Records provided start

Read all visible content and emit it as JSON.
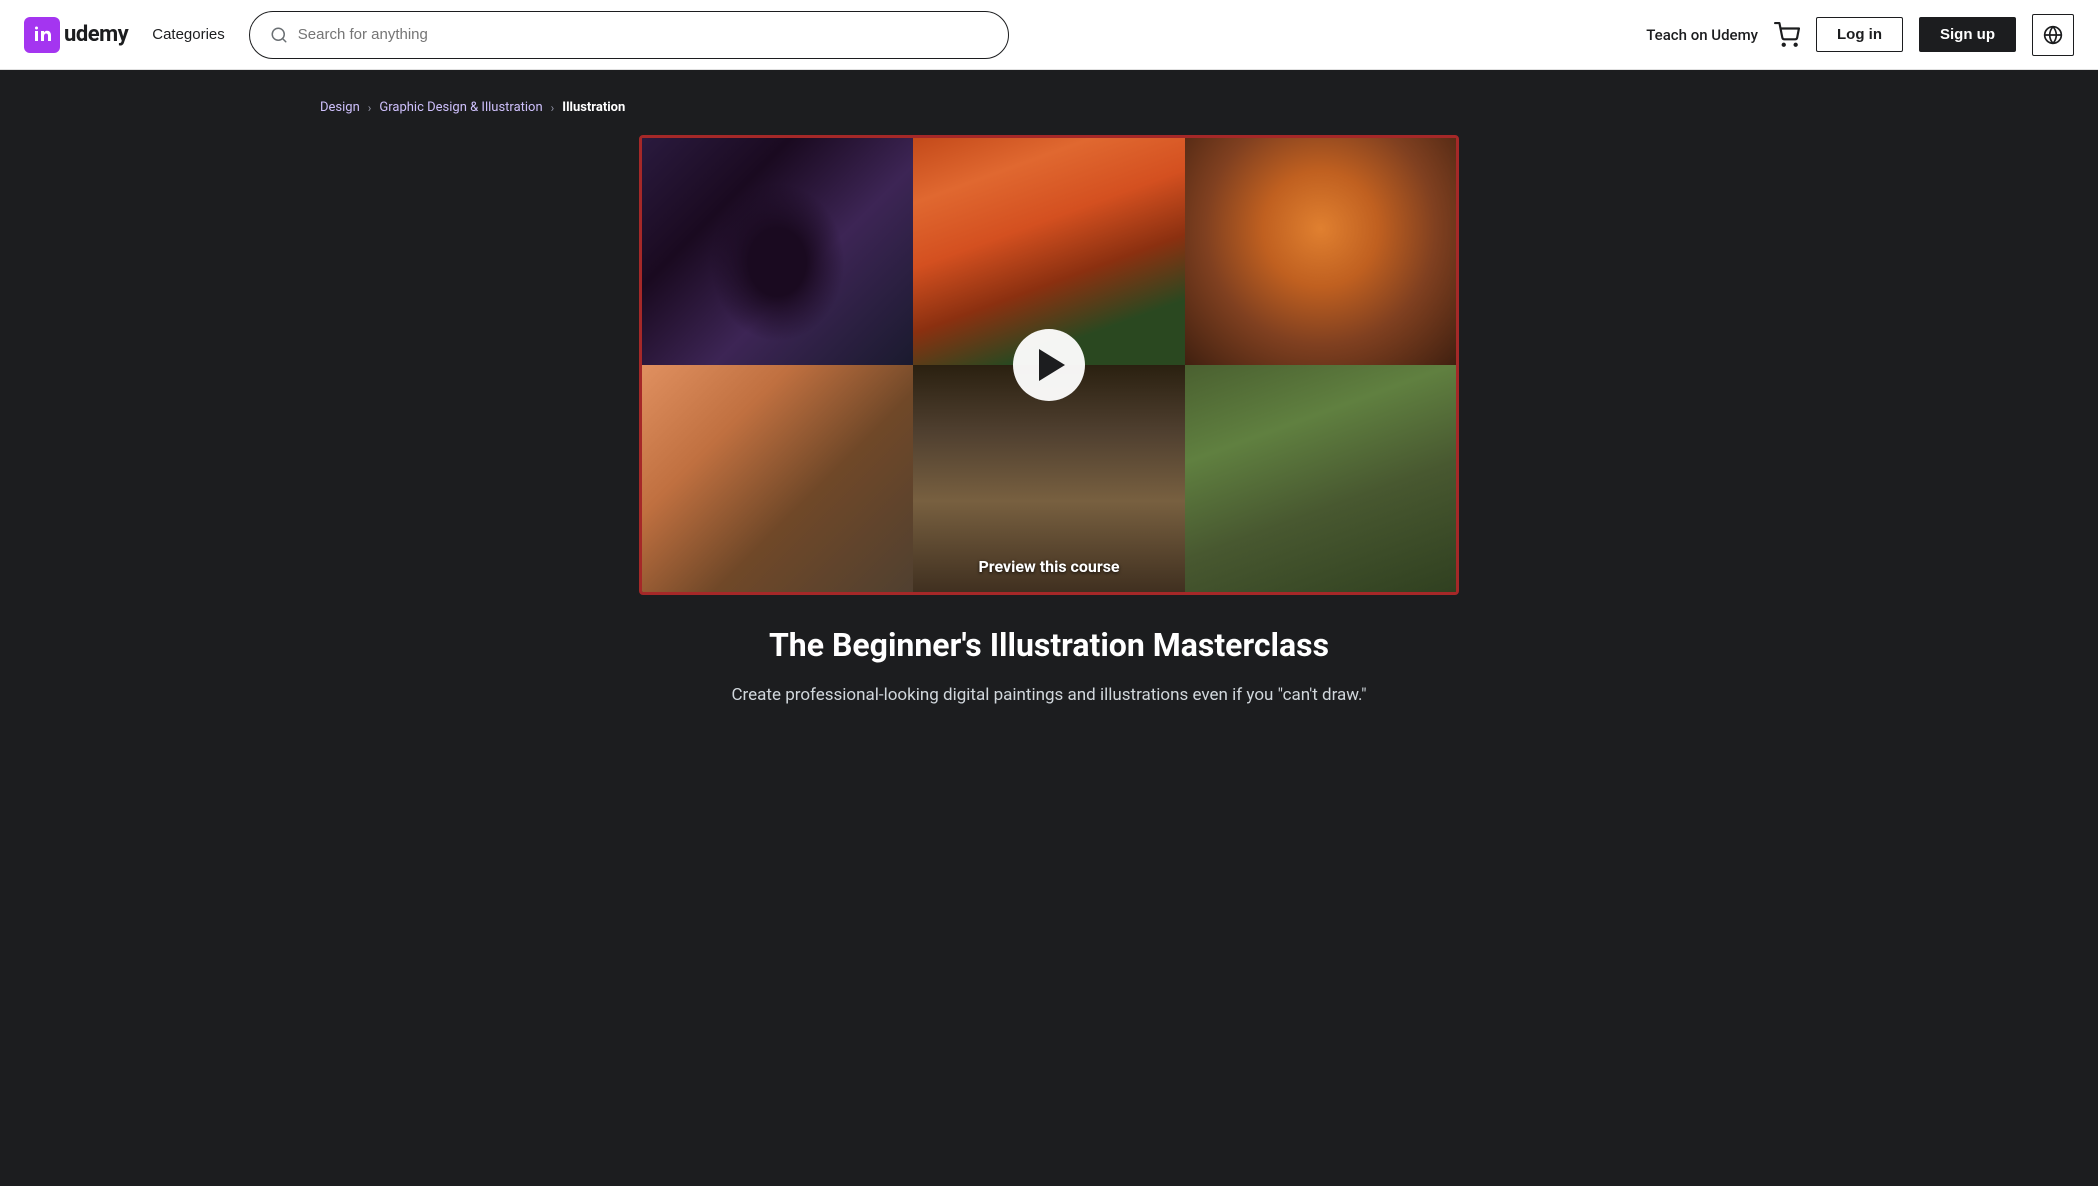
{
  "header": {
    "logo_text": "udemy",
    "categories_label": "Categories",
    "search_placeholder": "Search for anything",
    "teach_label": "Teach on Udemy",
    "login_label": "Log in",
    "signup_label": "Sign up"
  },
  "breadcrumb": {
    "items": [
      {
        "label": "Design",
        "active": false
      },
      {
        "label": "Graphic Design & Illustration",
        "active": false
      },
      {
        "label": "Illustration",
        "active": true
      }
    ]
  },
  "course": {
    "preview_label": "Preview this course",
    "title": "The Beginner's Illustration Masterclass",
    "subtitle": "Create professional-looking digital paintings and illustrations even if you \"can't draw.\""
  },
  "colors": {
    "accent_purple": "#cec0fc",
    "dark_bg": "#1c1d1f",
    "video_border": "#a52828"
  }
}
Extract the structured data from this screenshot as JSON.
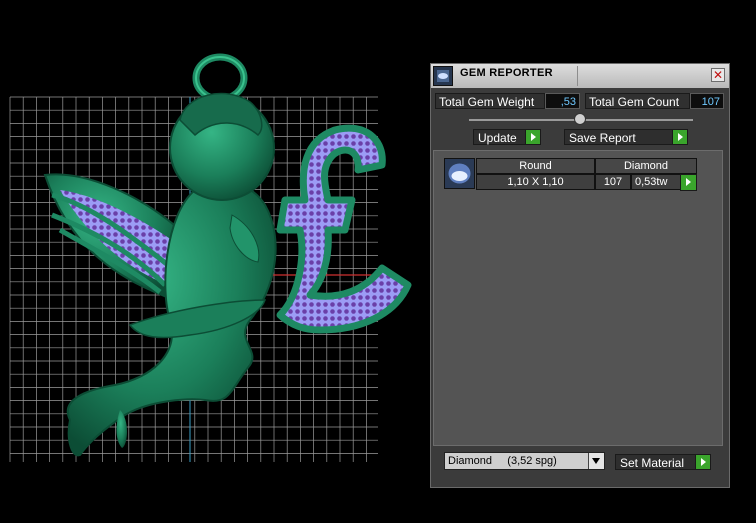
{
  "panel": {
    "title": "GEM REPORTER",
    "close_glyph": "✕",
    "total_weight_label": "Total Gem Weight",
    "total_weight_value": ",53",
    "total_count_label": "Total Gem Count",
    "total_count_value": "107",
    "update_label": "Update",
    "save_report_label": "Save Report",
    "table": {
      "headers": [
        "Round",
        "Diamond"
      ],
      "row": {
        "size": "1,10 X 1,10",
        "count": "107",
        "weight": "0,53tw"
      }
    },
    "material_select": "Diamond     (3,52 spg)",
    "set_material_label": "Set Material"
  },
  "icons": {
    "title_icon": "gem-reporter-icon",
    "close": "close-icon",
    "go": "play-arrow-icon",
    "dropdown": "chevron-down-icon",
    "gem_thumb": "round-diamond-icon"
  },
  "colors": {
    "model": "#1e8a63",
    "gems": "#8f8ff0",
    "grid": "#9c9c9c",
    "accent_green": "#3aa52c",
    "value_blue": "#6fc9ff"
  }
}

Records provided end

◆ Challenge ◆
Please copy the lines above, starting at the one that holds "Extract the structured" and stopping after the last line, exactly as they appear and minus the pictures.

◆ Answer ◆
Extract the structured data from this screenshot as JSON.
{
  "panel": {
    "title": "GEM REPORTER",
    "close_glyph": "✕",
    "total_weight_label": "Total Gem Weight",
    "total_weight_value": ",53",
    "total_count_label": "Total Gem Count",
    "total_count_value": "107",
    "update_label": "Update",
    "save_report_label": "Save Report",
    "table": {
      "headers": [
        "Round",
        "Diamond"
      ],
      "row": {
        "size": "1,10 X 1,10",
        "count": "107",
        "weight": "0,53tw"
      }
    },
    "material_select": "Diamond     (3,52 spg)",
    "set_material_label": "Set Material"
  },
  "icons": {
    "title_icon": "gem-reporter-icon",
    "close": "close-icon",
    "go": "play-arrow-icon",
    "dropdown": "chevron-down-icon",
    "gem_thumb": "round-diamond-icon"
  },
  "colors": {
    "model": "#1e8a63",
    "gems": "#8f8ff0",
    "grid": "#9c9c9c",
    "accent_green": "#3aa52c",
    "value_blue": "#6fc9ff"
  }
}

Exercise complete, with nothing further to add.